# [Problem]
Across the entries below, how many lines contain the word "months"? Give the number alone.
— START —
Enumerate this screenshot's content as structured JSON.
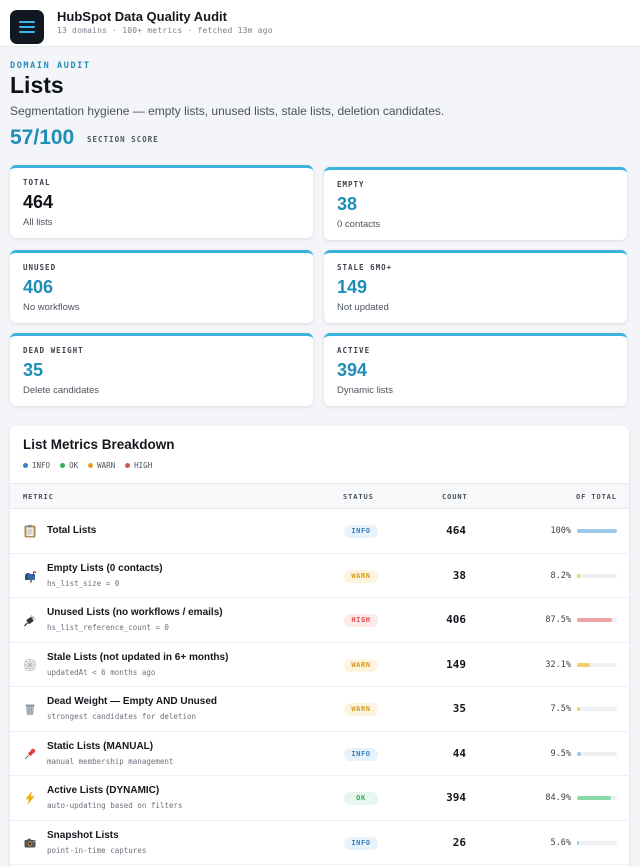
{
  "app": {
    "title": "HubSpot Data Quality Audit",
    "subtitle": "13 domains · 100+ metrics · fetched 13m ago"
  },
  "hero": {
    "eyebrow": "DOMAIN AUDIT",
    "title": "Lists",
    "description": "Segmentation hygiene — empty lists, unused lists, stale lists, deletion candidates.",
    "score": "57/100",
    "score_label": "SECTION SCORE"
  },
  "cards": [
    {
      "label": "TOTAL",
      "value": "464",
      "caption": "All lists",
      "value_color": "#0f1217"
    },
    {
      "label": "EMPTY",
      "value": "38",
      "caption": "0 contacts",
      "value_color": "#1e8db8"
    },
    {
      "label": "UNUSED",
      "value": "406",
      "caption": "No workflows",
      "value_color": "#1e8db8"
    },
    {
      "label": "STALE 6MO+",
      "value": "149",
      "caption": "Not updated",
      "value_color": "#1e8db8"
    },
    {
      "label": "DEAD WEIGHT",
      "value": "35",
      "caption": "Delete candidates",
      "value_color": "#1e8db8"
    },
    {
      "label": "ACTIVE",
      "value": "394",
      "caption": "Dynamic lists",
      "value_color": "#1e8db8"
    }
  ],
  "breakdown": {
    "title": "List Metrics Breakdown",
    "legend": [
      {
        "label": "INFO",
        "color": "#3b82c4"
      },
      {
        "label": "OK",
        "color": "#2fae5c"
      },
      {
        "label": "WARN",
        "color": "#e0a12b"
      },
      {
        "label": "HIGH",
        "color": "#d9534f"
      }
    ],
    "columns": {
      "metric": "METRIC",
      "status": "STATUS",
      "count": "COUNT",
      "share": "OF TOTAL"
    },
    "status_styles": {
      "INFO": {
        "bg": "#e8f2fb",
        "fg": "#3b82c4",
        "bar": "#9cc9e8"
      },
      "OK": {
        "bg": "#e6f6ec",
        "fg": "#2fae5c",
        "bar": "#86dca4"
      },
      "WARN": {
        "bg": "#fdf4e0",
        "fg": "#d39a1d",
        "bar": "#f2d06b"
      },
      "HIGH": {
        "bg": "#fce9e8",
        "fg": "#d9534f",
        "bar": "#f0a2a2"
      }
    },
    "rows": [
      {
        "icon": "clipboard-icon",
        "name": "Total Lists",
        "meta": "",
        "status": "INFO",
        "count": "464",
        "share": 100.0,
        "share_label": "100%"
      },
      {
        "icon": "mailbox-icon",
        "name": "Empty Lists (0 contacts)",
        "meta": "hs_list_size = 0",
        "status": "WARN",
        "count": "38",
        "share": 8.2,
        "share_label": "8.2%"
      },
      {
        "icon": "plug-icon",
        "name": "Unused Lists (no workflows / emails)",
        "meta": "hs_list_reference_count = 0",
        "status": "HIGH",
        "count": "406",
        "share": 87.5,
        "share_label": "87.5%"
      },
      {
        "icon": "cobweb-icon",
        "name": "Stale Lists (not updated in 6+ months)",
        "meta": "updatedAt < 6 months ago",
        "status": "WARN",
        "count": "149",
        "share": 32.1,
        "share_label": "32.1%"
      },
      {
        "icon": "trash-icon",
        "name": "Dead Weight — Empty AND Unused",
        "meta": "strongest candidates for deletion",
        "status": "WARN",
        "count": "35",
        "share": 7.5,
        "share_label": "7.5%"
      },
      {
        "icon": "pushpin-icon",
        "name": "Static Lists (MANUAL)",
        "meta": "manual membership management",
        "status": "INFO",
        "count": "44",
        "share": 9.5,
        "share_label": "9.5%"
      },
      {
        "icon": "lightning-icon",
        "name": "Active Lists (DYNAMIC)",
        "meta": "auto-updating based on filters",
        "status": "OK",
        "count": "394",
        "share": 84.9,
        "share_label": "84.9%"
      },
      {
        "icon": "camera-icon",
        "name": "Snapshot Lists",
        "meta": "point-in-time captures",
        "status": "INFO",
        "count": "26",
        "share": 5.6,
        "share_label": "5.6%"
      }
    ]
  }
}
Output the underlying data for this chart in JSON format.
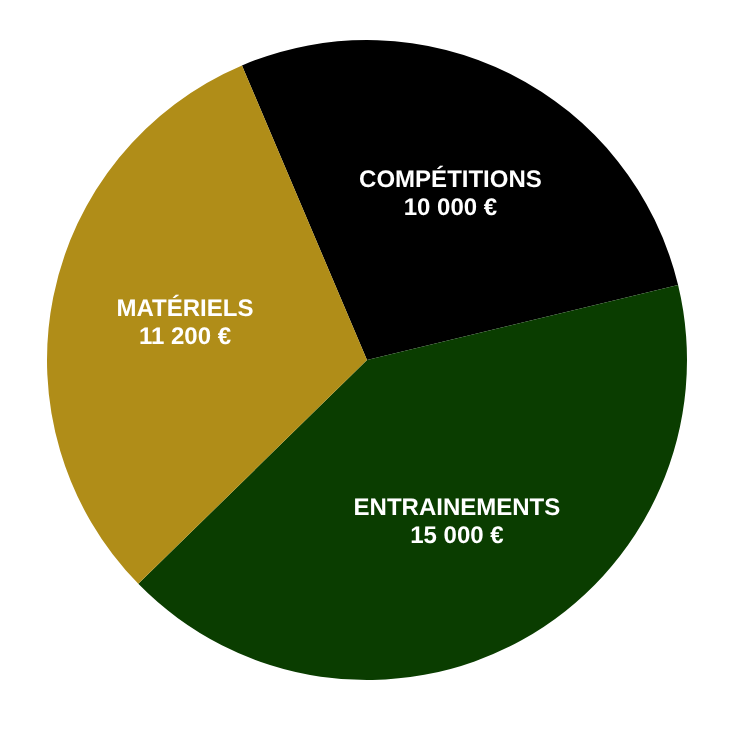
{
  "chart_data": {
    "type": "pie",
    "categories": [
      "COMPÉTITIONS",
      "ENTRAINEMENTS",
      "MATÉRIELS"
    ],
    "values": [
      10000,
      15000,
      11200
    ],
    "value_labels": [
      "10 000 €",
      "15 000 €",
      "11 200 €"
    ],
    "colors": [
      "#000000",
      "#0a3d00",
      "#b08d18"
    ],
    "legend": false
  }
}
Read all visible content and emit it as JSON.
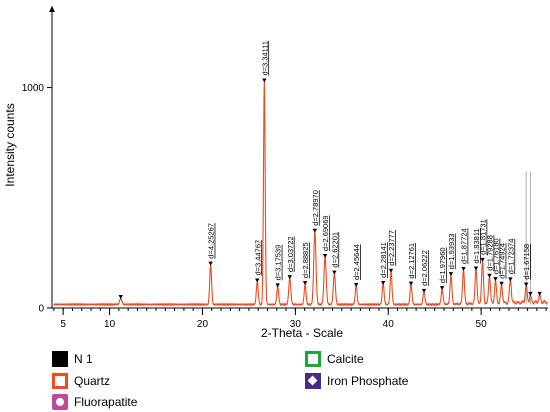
{
  "chart_data": {
    "type": "line",
    "xlabel": "2-Theta - Scale",
    "ylabel": "Intensity counts",
    "xlim": [
      3.8,
      57.2
    ],
    "ylim": [
      0,
      1370
    ],
    "x_ticks": [
      5,
      10,
      20,
      30,
      40,
      50
    ],
    "x_minor_step": 1,
    "y_ticks": [
      0,
      1000
    ],
    "y_tick_labels": [
      "0",
      "1000"
    ],
    "baseline": 16,
    "noise_amplitude": 3,
    "series": [
      {
        "name": "N 1",
        "color": "#f04a1e"
      }
    ],
    "peaks": [
      {
        "x": 11.2,
        "height": 28,
        "width": 0.12,
        "label": ""
      },
      {
        "x": 20.88,
        "height": 180,
        "width": 0.1,
        "label": "d=4.25267"
      },
      {
        "x": 25.9,
        "height": 105,
        "width": 0.1,
        "label": "d=3.44767"
      },
      {
        "x": 26.66,
        "height": 1010,
        "width": 0.09,
        "label": "d=3.34111"
      },
      {
        "x": 28.1,
        "height": 82,
        "width": 0.1,
        "label": "d=3.17539"
      },
      {
        "x": 29.4,
        "height": 120,
        "width": 0.11,
        "label": "d=3.03722"
      },
      {
        "x": 31.05,
        "height": 90,
        "width": 0.1,
        "label": "d=2.88825"
      },
      {
        "x": 32.1,
        "height": 330,
        "width": 0.12,
        "label": "d=2.78970"
      },
      {
        "x": 33.2,
        "height": 215,
        "width": 0.12,
        "label": "d=2.69069"
      },
      {
        "x": 34.2,
        "height": 140,
        "width": 0.11,
        "label": "d=2.62201"
      },
      {
        "x": 36.55,
        "height": 85,
        "width": 0.1,
        "label": "d=2.45644"
      },
      {
        "x": 39.45,
        "height": 95,
        "width": 0.1,
        "label": "d=2.28141"
      },
      {
        "x": 40.3,
        "height": 148,
        "width": 0.1,
        "label": "d=2.23777"
      },
      {
        "x": 42.45,
        "height": 92,
        "width": 0.1,
        "label": "d=2.12761"
      },
      {
        "x": 43.85,
        "height": 58,
        "width": 0.1,
        "label": "d=2.06222"
      },
      {
        "x": 45.8,
        "height": 68,
        "width": 0.1,
        "label": "d=1.97960"
      },
      {
        "x": 46.75,
        "height": 130,
        "width": 0.1,
        "label": "d=1.93933"
      },
      {
        "x": 48.1,
        "height": 155,
        "width": 0.1,
        "label": "d=1.87724"
      },
      {
        "x": 49.45,
        "height": 158,
        "width": 0.1,
        "label": "d=1.83811"
      },
      {
        "x": 50.15,
        "height": 190,
        "width": 0.1,
        "label": "d=1.81731"
      },
      {
        "x": 50.9,
        "height": 125,
        "width": 0.1,
        "label": "d=1.79288"
      },
      {
        "x": 51.55,
        "height": 100,
        "width": 0.1,
        "label": "d=1.76180"
      },
      {
        "x": 52.2,
        "height": 82,
        "width": 0.1,
        "label": "d=1.74924"
      },
      {
        "x": 53.15,
        "height": 105,
        "width": 0.1,
        "label": "d=1.72374"
      },
      {
        "x": 54.85,
        "height": 75,
        "width": 0.1,
        "label": "d=1.67158"
      },
      {
        "x": 55.3,
        "height": 32,
        "width": 0.1,
        "label": ""
      },
      {
        "x": 56.3,
        "height": 28,
        "width": 0.1,
        "label": ""
      }
    ],
    "grey_reference_lines": [
      54.85,
      55.3
    ]
  },
  "legend": {
    "items": [
      {
        "label": "N 1",
        "swatch": "sw-n1"
      },
      {
        "label": "Quartz",
        "swatch": "sw-quartz"
      },
      {
        "label": "Fluorapatite",
        "swatch": "sw-fluor"
      },
      {
        "label": "Calcite",
        "swatch": "sw-calcite"
      },
      {
        "label": "Iron Phosphate",
        "swatch": "sw-iron"
      }
    ]
  },
  "colors": {
    "pattern": "#f04a1e",
    "axis": "#000000",
    "reference_line": "#9a9a9a",
    "marker": "#000000"
  }
}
— END —
# [The answer]
2